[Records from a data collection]
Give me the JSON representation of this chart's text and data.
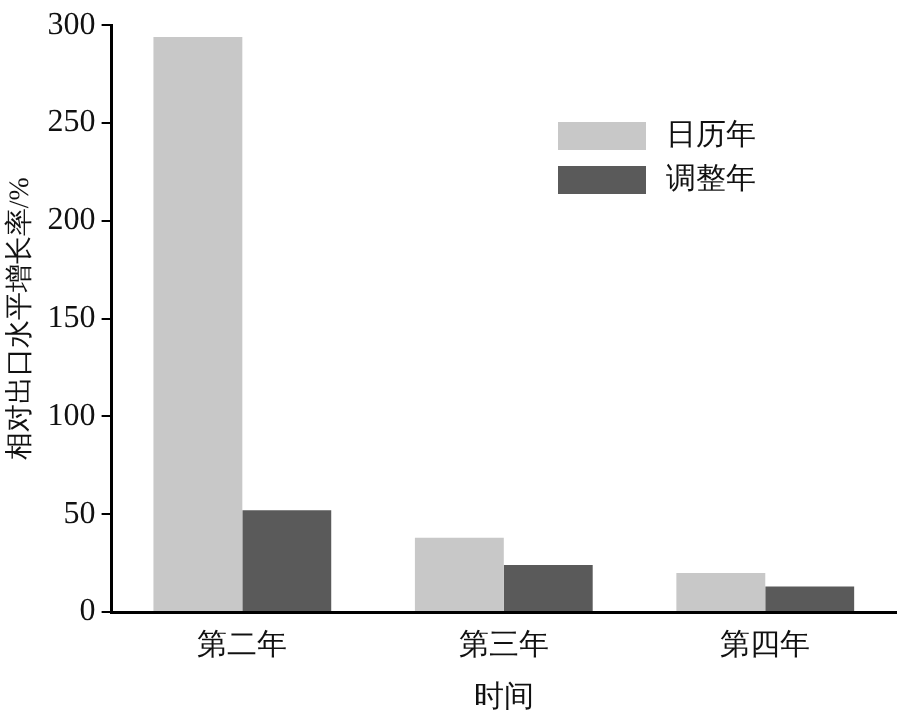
{
  "chart_data": {
    "type": "bar",
    "xlabel": "时间",
    "ylabel": "相对出口水平增长率/%",
    "categories": [
      "第二年",
      "第三年",
      "第四年"
    ],
    "series": [
      {
        "name": "日历年",
        "color": "#c8c8c8",
        "values": [
          294,
          38,
          20
        ]
      },
      {
        "name": "调整年",
        "color": "#5a5a5a",
        "values": [
          52,
          24,
          13
        ]
      }
    ],
    "ylim": [
      0,
      300
    ],
    "yticks": [
      0,
      50,
      100,
      150,
      200,
      250,
      300
    ],
    "grid": false,
    "legend": "top right"
  }
}
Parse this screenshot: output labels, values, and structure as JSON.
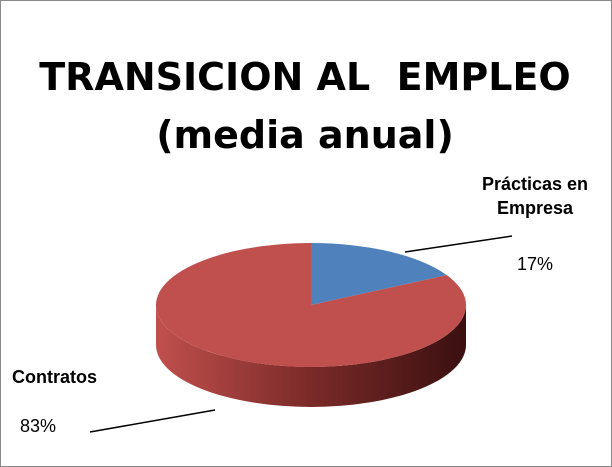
{
  "chart_data": {
    "type": "pie3d",
    "title": [
      "TRANSICION AL  EMPLEO",
      "(media anual)"
    ],
    "categories": [
      "Prácticas en Empresa",
      "Contratos"
    ],
    "values": [
      17,
      83
    ],
    "value_labels": [
      "17%",
      "83%"
    ],
    "colors": [
      "#4f81bd",
      "#c0504d"
    ]
  }
}
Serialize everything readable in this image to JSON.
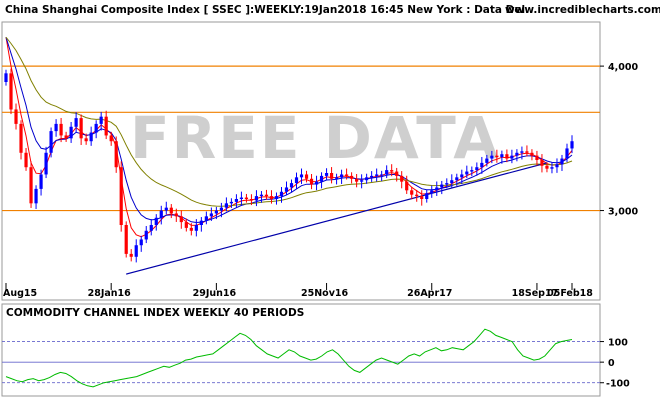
{
  "header": {
    "title": "China Shanghai Composite Index [ SSEC ]:WEEKLY:19Jan2018 16:45 New York : Data Del..",
    "site": "www.incrediblecharts.com"
  },
  "watermark": "FREE DATA",
  "chart_data": [
    {
      "type": "candlestick",
      "title": "China Shanghai Composite Index [ SSEC ]:WEEKLY:19Jan2018 16:45 New York : Data Del..",
      "x_tick_labels": [
        "Aug15",
        "28Jan16",
        "29Jun16",
        "25Nov16",
        "26Apr17",
        "18Sep17",
        "05Feb18"
      ],
      "y_tick_labels": [
        "4,000",
        "3,000"
      ],
      "ylim": [
        2450,
        4250
      ],
      "grid": false,
      "horizontal_lines": [
        4000,
        3680,
        3000
      ],
      "colors": {
        "up": "#0000ff",
        "down": "#ff0000",
        "horizontal_lines": "#f08000",
        "ma_fast": "#ff0000",
        "ma_mid": "#0000cc",
        "ma_slow": "#808000",
        "trendline": "#0000aa"
      },
      "close_series": [
        3950,
        3700,
        3600,
        3400,
        3300,
        3050,
        3150,
        3250,
        3400,
        3550,
        3600,
        3520,
        3500,
        3580,
        3640,
        3500,
        3480,
        3540,
        3600,
        3650,
        3520,
        3480,
        3300,
        2900,
        2700,
        2680,
        2760,
        2800,
        2860,
        2900,
        2950,
        3000,
        3020,
        2980,
        2960,
        2920,
        2880,
        2860,
        2900,
        2930,
        2960,
        2980,
        3000,
        3020,
        3050,
        3060,
        3080,
        3090,
        3080,
        3070,
        3100,
        3110,
        3100,
        3080,
        3100,
        3130,
        3160,
        3190,
        3230,
        3250,
        3220,
        3180,
        3200,
        3240,
        3260,
        3220,
        3230,
        3250,
        3240,
        3220,
        3200,
        3210,
        3230,
        3240,
        3250,
        3250,
        3280,
        3270,
        3240,
        3200,
        3140,
        3110,
        3100,
        3080,
        3120,
        3140,
        3160,
        3180,
        3190,
        3210,
        3230,
        3250,
        3270,
        3280,
        3300,
        3330,
        3360,
        3380,
        3370,
        3390,
        3360,
        3380,
        3400,
        3410,
        3400,
        3380,
        3350,
        3310,
        3290,
        3300,
        3320,
        3360,
        3430,
        3480
      ]
    },
    {
      "type": "line",
      "title": "COMMODITY CHANNEL INDEX WEEKLY 40 PERIODS",
      "y_tick_labels": [
        "100",
        "0",
        "-100"
      ],
      "ylim": [
        -145,
        195
      ],
      "reference_lines": [
        100,
        0,
        -100
      ],
      "colors": {
        "line": "#00bb00",
        "reference": "#6666cc"
      },
      "values": [
        -70,
        -80,
        -90,
        -95,
        -85,
        -80,
        -90,
        -85,
        -75,
        -60,
        -50,
        -55,
        -70,
        -90,
        -105,
        -115,
        -120,
        -110,
        -100,
        -95,
        -90,
        -85,
        -80,
        -75,
        -70,
        -60,
        -50,
        -40,
        -30,
        -20,
        -25,
        -15,
        -5,
        10,
        15,
        25,
        30,
        35,
        40,
        60,
        80,
        100,
        120,
        140,
        130,
        110,
        80,
        60,
        40,
        30,
        20,
        40,
        60,
        50,
        30,
        20,
        10,
        15,
        30,
        50,
        60,
        40,
        10,
        -20,
        -40,
        -50,
        -30,
        -10,
        10,
        20,
        10,
        0,
        -10,
        10,
        30,
        40,
        30,
        50,
        60,
        70,
        55,
        60,
        70,
        65,
        60,
        80,
        100,
        130,
        160,
        150,
        130,
        120,
        110,
        100,
        60,
        30,
        20,
        10,
        15,
        30,
        60,
        90,
        100,
        105,
        110
      ]
    }
  ]
}
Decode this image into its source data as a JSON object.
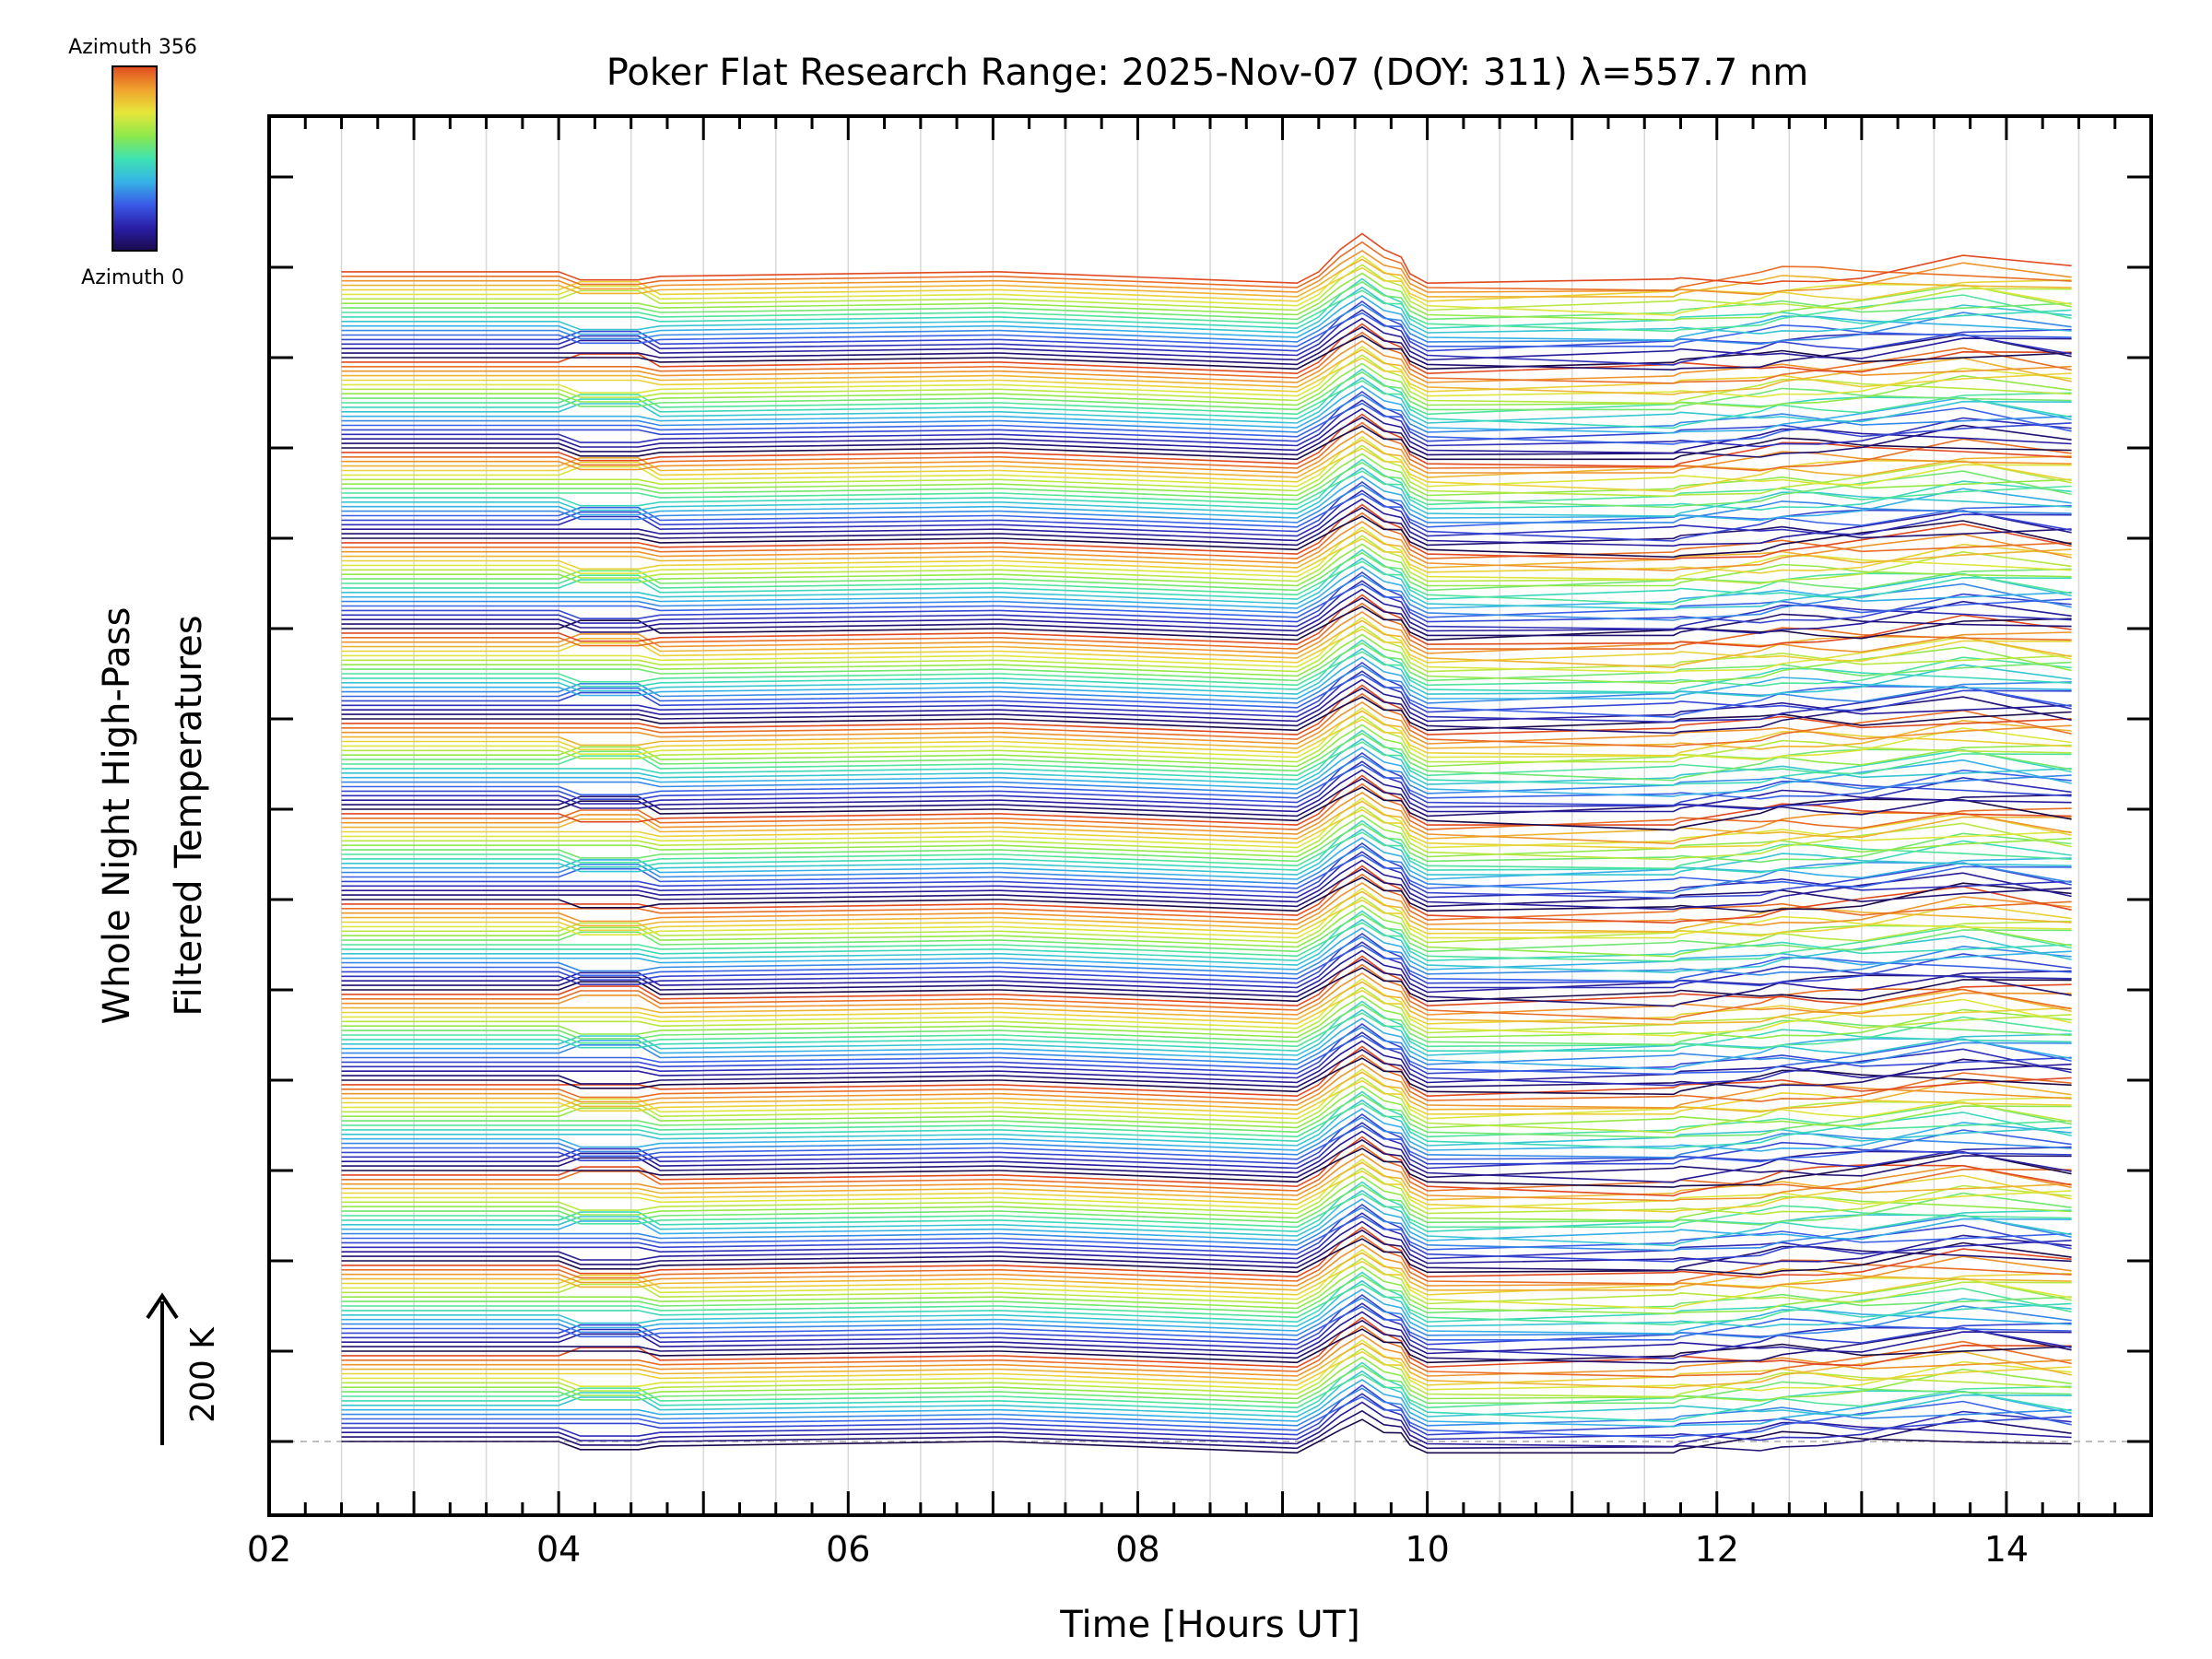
{
  "chart_data": {
    "type": "line",
    "title": "Poker Flat Research Range: 2025-Nov-07 (DOY: 311) λ=557.7 nm",
    "xlabel": "Time [Hours UT]",
    "ylabel_line1": "Whole Night High-Pass",
    "ylabel_line2": "Filtered Temperatures",
    "xlim": [
      2,
      15
    ],
    "x_ticks": [
      2,
      4,
      6,
      8,
      10,
      12,
      14
    ],
    "x_tick_labels": [
      "02",
      "04",
      "06",
      "08",
      "10",
      "12",
      "14"
    ],
    "x_minor_step": 0.25,
    "y_major_ticks": 15,
    "scale_bar": {
      "label": "200 K",
      "kelvin": 200
    },
    "legend": {
      "top_label": "Azimuth 356",
      "bottom_label": "Azimuth 0",
      "azimuth_range": [
        0,
        356
      ],
      "placement": "top-left"
    },
    "colormap": [
      "#1a0a4a",
      "#2a1ea8",
      "#3a5ae6",
      "#35b4e6",
      "#3ee2b0",
      "#8ee84a",
      "#e6e63a",
      "#f0a22e",
      "#e04a20"
    ],
    "time_samples": [
      2.5,
      2.7,
      4.0,
      4.15,
      4.35,
      4.55,
      4.7,
      7.0,
      7.05,
      9.1,
      9.25,
      9.4,
      9.55,
      9.7,
      9.82,
      9.88,
      10.0,
      11.7,
      11.75,
      12.3,
      12.45,
      12.7,
      13.0,
      13.7,
      14.45
    ],
    "line_groups": 13,
    "lines_per_group": 20,
    "group_base_temps_K": [
      0,
      200,
      400,
      600,
      800,
      1000,
      1200,
      1400,
      1600,
      1800,
      2000,
      2200,
      2400
    ],
    "traces": {
      "group_0_azimuth_0": [
        0,
        0,
        0,
        0,
        0,
        0,
        -10,
        0,
        0,
        -25,
        0,
        10,
        25,
        0,
        10,
        -10,
        -25,
        -25,
        -20,
        -10,
        0,
        0,
        0,
        20,
        0
      ],
      "event_peak_K": 60
    }
  }
}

Problem to work on:
Starting at the line that contains "Decode this image", write out every line through the final line of the entries, word for word; skip any pictures.

Solution to this task:
Decode this image into its source data as a JSON object.
{
  "chart_data": {
    "type": "line",
    "title": "Poker Flat Research Range: 2025-Nov-07 (DOY: 311) λ=557.7 nm",
    "xlabel": "Time [Hours UT]",
    "ylabel_line1": "Whole Night High-Pass",
    "ylabel_line2": "Filtered Temperatures",
    "xlim": [
      2,
      15
    ],
    "x_ticks": [
      2,
      4,
      6,
      8,
      10,
      12,
      14
    ],
    "x_tick_labels": [
      "02",
      "04",
      "06",
      "08",
      "10",
      "12",
      "14"
    ],
    "x_minor_step": 0.25,
    "y_major_ticks": 15,
    "scale_bar": {
      "label": "200 K",
      "kelvin": 200
    },
    "legend": {
      "top_label": "Azimuth 356",
      "bottom_label": "Azimuth 0",
      "azimuth_range": [
        0,
        356
      ],
      "placement": "top-left"
    },
    "colormap": [
      "#1a0a4a",
      "#2a1ea8",
      "#3a5ae6",
      "#35b4e6",
      "#3ee2b0",
      "#8ee84a",
      "#e6e63a",
      "#f0a22e",
      "#e04a20"
    ],
    "time_samples": [
      2.5,
      2.7,
      4.0,
      4.15,
      4.35,
      4.55,
      4.7,
      7.0,
      7.05,
      9.1,
      9.25,
      9.4,
      9.55,
      9.7,
      9.82,
      9.88,
      10.0,
      11.7,
      11.75,
      12.3,
      12.45,
      12.7,
      13.0,
      13.7,
      14.45
    ],
    "line_groups": 13,
    "lines_per_group": 20,
    "group_base_temps_K": [
      0,
      200,
      400,
      600,
      800,
      1000,
      1200,
      1400,
      1600,
      1800,
      2000,
      2200,
      2400
    ],
    "traces": {
      "group_0_azimuth_0": [
        0,
        0,
        0,
        0,
        0,
        0,
        -10,
        0,
        0,
        -25,
        0,
        10,
        25,
        0,
        10,
        -10,
        -25,
        -25,
        -20,
        -10,
        0,
        0,
        0,
        20,
        0
      ],
      "event_peak_K": 60
    }
  }
}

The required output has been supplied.